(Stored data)
══════════

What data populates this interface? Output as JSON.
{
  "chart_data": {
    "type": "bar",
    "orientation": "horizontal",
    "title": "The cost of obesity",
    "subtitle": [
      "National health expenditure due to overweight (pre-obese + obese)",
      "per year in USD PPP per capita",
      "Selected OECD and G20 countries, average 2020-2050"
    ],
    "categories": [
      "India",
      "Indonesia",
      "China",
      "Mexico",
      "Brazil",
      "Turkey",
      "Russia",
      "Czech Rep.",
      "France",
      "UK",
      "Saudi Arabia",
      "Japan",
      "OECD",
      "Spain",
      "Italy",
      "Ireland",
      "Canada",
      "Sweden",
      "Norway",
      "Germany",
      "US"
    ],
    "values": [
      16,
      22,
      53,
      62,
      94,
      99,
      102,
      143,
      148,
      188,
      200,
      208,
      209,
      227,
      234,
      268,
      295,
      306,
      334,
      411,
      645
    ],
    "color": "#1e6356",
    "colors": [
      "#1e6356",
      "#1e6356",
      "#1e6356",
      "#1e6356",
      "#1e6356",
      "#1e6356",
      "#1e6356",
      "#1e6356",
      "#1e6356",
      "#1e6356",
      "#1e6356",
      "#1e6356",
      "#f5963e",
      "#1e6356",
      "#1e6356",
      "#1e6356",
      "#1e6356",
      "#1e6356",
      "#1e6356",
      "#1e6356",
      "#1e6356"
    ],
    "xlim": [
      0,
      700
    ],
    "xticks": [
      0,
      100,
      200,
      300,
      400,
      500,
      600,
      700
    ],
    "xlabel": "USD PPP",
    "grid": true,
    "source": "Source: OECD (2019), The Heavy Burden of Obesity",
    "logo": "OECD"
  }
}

══════════

### To do:
Sift through the entries and copy every line with "OECD".

### Result:
      "Selected OECD and G20 countries, average 2020-2050"
      "OECD",
    "source": "Source: OECD (2019), The Heavy Burden of Obesity",
    "logo": "OECD"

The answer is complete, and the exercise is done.